§ **Set task**: Look through the records that follow. Copy every line containing the word "Salão".

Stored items
----

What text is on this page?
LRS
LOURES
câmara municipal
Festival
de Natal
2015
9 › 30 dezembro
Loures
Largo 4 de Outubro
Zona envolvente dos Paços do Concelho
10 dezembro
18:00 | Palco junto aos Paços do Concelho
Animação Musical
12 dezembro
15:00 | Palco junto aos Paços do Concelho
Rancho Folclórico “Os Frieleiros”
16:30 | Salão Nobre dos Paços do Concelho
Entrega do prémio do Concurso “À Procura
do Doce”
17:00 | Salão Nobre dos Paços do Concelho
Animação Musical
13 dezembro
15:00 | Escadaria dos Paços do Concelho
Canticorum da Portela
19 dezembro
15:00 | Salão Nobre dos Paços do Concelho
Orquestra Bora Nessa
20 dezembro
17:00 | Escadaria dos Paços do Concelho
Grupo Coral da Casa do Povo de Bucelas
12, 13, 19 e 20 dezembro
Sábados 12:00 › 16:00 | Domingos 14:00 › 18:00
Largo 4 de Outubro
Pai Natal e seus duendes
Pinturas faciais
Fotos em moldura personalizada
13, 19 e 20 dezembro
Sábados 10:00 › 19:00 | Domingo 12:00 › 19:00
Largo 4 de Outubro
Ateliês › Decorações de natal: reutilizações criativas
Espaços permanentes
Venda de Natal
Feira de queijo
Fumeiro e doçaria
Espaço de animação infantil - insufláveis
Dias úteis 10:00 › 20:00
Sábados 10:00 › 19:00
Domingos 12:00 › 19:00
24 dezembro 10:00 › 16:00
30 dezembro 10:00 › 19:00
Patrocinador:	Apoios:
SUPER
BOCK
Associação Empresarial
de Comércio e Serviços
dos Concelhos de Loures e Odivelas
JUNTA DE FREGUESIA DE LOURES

----

§ **Task result**:
16:30 | Salão Nobre dos Paços do Concelho
17:00 | Salão Nobre dos Paços do Concelho
15:00 | Salão Nobre dos Paços do Concelho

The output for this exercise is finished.